▸ **WHAT NEEDS TO BE DONE**: Pick out all lines of the entries that include the word "Virtuais" and copy them.

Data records
____________
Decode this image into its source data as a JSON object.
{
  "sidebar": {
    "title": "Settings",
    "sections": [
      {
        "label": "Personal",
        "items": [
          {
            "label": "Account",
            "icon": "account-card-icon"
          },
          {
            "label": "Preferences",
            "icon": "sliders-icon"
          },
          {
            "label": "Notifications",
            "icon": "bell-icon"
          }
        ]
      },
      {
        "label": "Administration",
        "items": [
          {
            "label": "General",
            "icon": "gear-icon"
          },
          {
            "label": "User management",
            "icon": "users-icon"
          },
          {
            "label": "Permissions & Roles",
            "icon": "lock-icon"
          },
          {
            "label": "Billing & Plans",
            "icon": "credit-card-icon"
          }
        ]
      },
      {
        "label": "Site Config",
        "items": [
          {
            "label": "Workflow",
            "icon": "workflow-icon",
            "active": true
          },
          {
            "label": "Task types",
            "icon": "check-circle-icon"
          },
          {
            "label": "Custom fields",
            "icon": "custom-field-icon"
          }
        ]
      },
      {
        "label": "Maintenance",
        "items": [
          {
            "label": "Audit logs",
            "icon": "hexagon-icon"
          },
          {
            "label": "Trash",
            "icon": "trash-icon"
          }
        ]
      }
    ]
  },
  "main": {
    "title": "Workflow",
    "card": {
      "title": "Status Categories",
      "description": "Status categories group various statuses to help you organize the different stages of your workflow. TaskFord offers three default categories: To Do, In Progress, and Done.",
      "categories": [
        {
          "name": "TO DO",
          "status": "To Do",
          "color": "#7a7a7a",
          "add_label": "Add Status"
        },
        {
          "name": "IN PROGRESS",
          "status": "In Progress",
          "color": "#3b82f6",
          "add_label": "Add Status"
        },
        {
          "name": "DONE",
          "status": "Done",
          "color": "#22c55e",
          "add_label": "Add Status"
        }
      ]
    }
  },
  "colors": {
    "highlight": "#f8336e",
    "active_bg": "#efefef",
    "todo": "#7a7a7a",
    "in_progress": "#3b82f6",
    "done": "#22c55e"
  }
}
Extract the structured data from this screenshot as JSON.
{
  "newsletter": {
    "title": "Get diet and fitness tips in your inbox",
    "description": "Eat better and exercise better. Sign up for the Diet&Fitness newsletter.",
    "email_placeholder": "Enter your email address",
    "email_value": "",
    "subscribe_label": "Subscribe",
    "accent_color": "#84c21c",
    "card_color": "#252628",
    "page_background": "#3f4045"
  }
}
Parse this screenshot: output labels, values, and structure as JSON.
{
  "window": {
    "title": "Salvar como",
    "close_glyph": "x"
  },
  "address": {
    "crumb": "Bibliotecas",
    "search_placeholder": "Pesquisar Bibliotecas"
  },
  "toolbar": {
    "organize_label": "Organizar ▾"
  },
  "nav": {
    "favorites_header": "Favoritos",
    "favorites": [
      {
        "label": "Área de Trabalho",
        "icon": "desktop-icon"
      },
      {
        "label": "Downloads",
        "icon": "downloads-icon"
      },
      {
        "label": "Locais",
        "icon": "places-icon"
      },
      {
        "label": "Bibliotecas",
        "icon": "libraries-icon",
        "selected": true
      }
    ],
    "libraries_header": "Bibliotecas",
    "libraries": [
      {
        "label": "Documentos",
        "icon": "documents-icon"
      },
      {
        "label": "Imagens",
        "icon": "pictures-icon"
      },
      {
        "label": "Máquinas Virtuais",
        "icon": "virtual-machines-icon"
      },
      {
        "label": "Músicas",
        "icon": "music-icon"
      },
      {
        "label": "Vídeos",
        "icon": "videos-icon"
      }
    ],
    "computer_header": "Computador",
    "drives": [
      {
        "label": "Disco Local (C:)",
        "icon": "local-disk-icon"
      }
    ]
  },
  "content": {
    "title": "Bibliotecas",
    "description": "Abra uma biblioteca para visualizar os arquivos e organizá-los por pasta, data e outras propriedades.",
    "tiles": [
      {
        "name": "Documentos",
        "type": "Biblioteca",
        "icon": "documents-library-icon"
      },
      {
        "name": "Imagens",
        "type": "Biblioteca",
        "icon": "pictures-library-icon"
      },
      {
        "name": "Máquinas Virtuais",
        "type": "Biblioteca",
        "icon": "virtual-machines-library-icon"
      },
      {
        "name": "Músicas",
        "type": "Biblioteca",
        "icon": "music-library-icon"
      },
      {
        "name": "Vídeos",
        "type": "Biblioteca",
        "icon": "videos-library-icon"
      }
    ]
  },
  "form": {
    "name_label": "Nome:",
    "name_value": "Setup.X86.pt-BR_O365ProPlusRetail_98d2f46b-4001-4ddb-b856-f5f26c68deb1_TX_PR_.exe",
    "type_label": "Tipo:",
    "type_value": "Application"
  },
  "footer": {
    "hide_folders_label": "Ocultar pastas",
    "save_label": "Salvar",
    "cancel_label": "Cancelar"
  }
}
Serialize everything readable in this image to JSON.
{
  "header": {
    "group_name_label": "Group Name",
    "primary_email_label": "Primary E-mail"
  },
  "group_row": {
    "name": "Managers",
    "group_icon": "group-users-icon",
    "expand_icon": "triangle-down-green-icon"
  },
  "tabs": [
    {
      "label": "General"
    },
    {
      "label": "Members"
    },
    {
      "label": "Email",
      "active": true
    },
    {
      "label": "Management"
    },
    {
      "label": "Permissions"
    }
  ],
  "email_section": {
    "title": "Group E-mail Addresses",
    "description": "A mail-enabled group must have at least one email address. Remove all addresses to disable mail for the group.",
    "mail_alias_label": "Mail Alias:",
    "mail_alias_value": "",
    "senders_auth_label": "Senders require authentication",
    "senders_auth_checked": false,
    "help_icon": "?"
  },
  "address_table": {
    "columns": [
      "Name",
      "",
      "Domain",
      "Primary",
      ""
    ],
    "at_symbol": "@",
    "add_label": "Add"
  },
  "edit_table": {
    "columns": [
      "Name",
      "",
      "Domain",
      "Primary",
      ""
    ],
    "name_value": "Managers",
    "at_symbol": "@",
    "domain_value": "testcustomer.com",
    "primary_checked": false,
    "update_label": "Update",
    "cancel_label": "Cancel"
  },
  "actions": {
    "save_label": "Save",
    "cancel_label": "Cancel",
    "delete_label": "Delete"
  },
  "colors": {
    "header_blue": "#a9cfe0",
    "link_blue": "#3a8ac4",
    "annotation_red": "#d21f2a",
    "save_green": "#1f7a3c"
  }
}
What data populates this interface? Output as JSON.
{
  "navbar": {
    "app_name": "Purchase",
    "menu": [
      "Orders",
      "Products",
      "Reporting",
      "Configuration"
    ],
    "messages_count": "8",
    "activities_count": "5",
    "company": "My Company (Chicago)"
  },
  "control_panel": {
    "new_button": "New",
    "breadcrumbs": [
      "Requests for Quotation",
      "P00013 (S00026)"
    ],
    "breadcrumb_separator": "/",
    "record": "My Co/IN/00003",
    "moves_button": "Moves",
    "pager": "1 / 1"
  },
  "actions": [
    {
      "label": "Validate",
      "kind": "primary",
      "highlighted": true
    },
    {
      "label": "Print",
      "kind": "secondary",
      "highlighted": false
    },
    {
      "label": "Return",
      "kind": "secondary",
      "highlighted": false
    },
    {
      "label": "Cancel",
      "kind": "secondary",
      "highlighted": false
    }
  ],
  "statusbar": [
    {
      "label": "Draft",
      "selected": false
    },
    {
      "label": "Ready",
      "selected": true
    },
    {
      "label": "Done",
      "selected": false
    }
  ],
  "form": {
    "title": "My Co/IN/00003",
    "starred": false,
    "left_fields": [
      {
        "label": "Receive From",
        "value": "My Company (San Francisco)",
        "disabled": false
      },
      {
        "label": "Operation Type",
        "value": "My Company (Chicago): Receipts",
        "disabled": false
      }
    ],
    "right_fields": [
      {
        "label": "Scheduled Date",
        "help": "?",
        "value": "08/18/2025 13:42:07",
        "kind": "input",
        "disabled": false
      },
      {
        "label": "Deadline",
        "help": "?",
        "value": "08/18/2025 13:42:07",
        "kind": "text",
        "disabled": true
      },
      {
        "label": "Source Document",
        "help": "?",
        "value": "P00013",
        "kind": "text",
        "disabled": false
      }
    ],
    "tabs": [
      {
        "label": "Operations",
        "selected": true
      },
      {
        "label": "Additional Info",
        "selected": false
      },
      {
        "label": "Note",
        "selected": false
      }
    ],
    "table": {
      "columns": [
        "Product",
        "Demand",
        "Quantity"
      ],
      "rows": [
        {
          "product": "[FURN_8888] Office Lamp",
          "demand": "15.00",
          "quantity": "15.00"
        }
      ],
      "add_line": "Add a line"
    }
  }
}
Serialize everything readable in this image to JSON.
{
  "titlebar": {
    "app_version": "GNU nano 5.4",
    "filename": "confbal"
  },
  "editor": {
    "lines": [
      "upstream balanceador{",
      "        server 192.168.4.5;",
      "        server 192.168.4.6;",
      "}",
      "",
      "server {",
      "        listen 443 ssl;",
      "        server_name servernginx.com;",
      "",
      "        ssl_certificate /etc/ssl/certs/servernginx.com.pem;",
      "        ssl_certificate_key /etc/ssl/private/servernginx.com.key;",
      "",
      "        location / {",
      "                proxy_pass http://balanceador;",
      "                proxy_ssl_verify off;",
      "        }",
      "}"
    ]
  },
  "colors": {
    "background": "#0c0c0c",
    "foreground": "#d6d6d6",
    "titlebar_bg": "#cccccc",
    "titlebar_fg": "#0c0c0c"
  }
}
____________
▸ **OUTPUT OF THE TASK**:
        "label": "Máquinas Virtuais",
        "name": "Máquinas Virtuais",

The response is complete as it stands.